* begin MATERIAL *

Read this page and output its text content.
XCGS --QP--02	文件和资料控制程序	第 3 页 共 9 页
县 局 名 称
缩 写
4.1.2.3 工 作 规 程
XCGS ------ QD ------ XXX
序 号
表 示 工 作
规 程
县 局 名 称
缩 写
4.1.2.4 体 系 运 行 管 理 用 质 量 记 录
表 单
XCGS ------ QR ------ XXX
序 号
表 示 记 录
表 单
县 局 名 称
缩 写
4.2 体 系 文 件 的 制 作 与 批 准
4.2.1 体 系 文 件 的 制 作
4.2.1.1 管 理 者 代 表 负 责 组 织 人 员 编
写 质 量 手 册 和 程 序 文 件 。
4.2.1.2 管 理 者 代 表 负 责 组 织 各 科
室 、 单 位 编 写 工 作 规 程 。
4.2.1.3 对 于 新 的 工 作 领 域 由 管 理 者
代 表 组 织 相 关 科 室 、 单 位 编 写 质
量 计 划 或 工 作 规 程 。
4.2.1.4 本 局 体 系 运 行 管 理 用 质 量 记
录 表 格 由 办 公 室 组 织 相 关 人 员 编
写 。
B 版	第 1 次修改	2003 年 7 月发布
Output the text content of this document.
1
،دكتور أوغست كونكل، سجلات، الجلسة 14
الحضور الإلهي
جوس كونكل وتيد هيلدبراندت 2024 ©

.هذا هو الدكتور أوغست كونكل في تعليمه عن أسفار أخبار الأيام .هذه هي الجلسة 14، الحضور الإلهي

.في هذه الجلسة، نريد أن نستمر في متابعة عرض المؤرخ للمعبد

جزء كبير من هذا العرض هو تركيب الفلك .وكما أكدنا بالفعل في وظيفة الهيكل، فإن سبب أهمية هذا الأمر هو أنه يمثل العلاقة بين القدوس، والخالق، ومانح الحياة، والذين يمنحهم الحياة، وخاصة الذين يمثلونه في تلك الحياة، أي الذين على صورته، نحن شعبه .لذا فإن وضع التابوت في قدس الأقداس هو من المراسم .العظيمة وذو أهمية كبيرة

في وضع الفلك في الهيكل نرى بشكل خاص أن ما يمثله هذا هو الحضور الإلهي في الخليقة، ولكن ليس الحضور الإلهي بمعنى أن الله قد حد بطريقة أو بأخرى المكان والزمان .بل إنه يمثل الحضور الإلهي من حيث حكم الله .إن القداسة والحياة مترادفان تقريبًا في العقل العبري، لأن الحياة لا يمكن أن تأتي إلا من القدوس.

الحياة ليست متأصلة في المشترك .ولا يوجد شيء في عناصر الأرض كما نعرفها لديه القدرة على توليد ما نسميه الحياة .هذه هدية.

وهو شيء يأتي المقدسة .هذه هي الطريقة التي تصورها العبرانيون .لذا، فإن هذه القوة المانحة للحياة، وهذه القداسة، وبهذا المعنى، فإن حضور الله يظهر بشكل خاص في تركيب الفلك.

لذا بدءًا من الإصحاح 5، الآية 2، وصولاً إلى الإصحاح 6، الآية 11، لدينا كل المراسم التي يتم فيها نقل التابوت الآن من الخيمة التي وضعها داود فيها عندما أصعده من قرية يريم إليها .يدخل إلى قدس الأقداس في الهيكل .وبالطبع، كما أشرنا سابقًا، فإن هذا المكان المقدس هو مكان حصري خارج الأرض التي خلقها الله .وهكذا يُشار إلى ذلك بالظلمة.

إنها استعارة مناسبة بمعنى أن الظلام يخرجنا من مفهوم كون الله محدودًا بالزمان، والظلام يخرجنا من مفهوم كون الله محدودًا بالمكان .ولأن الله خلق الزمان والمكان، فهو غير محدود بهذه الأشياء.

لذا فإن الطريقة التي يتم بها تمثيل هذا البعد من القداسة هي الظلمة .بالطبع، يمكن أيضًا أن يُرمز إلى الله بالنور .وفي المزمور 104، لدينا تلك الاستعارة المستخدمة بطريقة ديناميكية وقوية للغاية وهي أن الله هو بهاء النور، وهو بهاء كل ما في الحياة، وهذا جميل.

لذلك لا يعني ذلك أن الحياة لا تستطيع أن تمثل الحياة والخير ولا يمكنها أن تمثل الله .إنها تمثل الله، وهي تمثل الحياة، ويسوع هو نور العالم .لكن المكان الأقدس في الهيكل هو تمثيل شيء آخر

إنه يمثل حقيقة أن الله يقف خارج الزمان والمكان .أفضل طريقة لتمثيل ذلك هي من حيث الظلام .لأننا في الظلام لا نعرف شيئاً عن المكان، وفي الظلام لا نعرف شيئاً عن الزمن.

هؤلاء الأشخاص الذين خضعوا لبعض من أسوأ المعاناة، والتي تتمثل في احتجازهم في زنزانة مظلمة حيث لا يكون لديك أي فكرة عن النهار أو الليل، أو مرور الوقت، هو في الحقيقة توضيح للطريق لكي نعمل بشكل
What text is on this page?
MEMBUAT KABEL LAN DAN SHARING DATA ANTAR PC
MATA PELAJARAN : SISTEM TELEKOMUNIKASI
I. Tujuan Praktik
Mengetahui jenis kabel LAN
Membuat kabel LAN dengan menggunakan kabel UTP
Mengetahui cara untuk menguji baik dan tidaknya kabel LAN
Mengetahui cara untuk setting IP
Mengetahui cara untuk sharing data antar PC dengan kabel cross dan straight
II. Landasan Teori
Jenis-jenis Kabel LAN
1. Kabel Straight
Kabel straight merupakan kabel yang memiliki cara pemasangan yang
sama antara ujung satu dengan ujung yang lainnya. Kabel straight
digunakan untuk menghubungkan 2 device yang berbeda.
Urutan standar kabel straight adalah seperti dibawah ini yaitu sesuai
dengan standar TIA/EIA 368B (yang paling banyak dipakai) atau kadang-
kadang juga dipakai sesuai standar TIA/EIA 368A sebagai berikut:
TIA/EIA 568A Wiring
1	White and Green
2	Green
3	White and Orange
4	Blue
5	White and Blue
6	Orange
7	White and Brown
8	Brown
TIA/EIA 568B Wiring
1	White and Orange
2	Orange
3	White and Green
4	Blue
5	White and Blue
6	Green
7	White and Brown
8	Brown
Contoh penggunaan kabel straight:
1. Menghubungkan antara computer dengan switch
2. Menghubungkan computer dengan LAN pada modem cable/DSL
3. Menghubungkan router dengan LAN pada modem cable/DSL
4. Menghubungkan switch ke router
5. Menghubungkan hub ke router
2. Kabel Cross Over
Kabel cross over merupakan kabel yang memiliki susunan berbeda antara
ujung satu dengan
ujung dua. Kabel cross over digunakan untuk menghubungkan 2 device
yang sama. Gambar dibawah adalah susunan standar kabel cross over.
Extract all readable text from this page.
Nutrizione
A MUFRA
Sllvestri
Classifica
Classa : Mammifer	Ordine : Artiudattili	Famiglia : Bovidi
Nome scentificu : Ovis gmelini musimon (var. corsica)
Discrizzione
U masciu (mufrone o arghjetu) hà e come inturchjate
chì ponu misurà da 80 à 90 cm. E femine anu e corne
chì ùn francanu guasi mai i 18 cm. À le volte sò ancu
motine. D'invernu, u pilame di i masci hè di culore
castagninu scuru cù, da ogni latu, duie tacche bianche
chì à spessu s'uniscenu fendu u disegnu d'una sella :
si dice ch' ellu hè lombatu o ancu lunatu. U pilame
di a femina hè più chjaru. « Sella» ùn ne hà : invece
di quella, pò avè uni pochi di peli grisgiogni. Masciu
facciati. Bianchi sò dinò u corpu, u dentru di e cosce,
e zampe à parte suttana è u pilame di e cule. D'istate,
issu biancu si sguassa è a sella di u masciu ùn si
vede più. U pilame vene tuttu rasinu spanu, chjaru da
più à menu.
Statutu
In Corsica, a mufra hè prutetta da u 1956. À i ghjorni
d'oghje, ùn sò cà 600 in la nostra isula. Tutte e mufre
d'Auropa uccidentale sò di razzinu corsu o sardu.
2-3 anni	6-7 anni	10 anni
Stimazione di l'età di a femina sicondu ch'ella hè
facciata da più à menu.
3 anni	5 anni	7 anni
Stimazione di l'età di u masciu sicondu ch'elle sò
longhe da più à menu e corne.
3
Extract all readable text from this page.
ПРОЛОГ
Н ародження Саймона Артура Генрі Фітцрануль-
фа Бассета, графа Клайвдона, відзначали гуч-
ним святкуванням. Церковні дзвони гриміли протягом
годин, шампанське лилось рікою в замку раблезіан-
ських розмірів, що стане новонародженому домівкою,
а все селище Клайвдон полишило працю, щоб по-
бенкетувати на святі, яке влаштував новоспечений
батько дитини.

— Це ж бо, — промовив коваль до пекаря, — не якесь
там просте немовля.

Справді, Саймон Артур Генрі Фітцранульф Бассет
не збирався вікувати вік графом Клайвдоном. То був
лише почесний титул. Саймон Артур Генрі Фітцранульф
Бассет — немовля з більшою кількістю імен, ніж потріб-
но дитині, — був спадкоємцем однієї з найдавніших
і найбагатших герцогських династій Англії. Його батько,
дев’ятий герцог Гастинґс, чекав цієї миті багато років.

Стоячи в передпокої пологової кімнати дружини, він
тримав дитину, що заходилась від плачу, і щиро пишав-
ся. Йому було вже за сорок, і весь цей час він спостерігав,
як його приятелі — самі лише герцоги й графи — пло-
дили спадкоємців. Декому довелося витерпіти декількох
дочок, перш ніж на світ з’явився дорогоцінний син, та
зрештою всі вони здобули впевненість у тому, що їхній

* end MATERIAL *

**THE TASK**
Select the lines in this material that hold the word "jenis", leaving none out.

**ANSWER BELOW**
Mengetahui jenis kabel LAN
Jenis-jenis Kabel LAN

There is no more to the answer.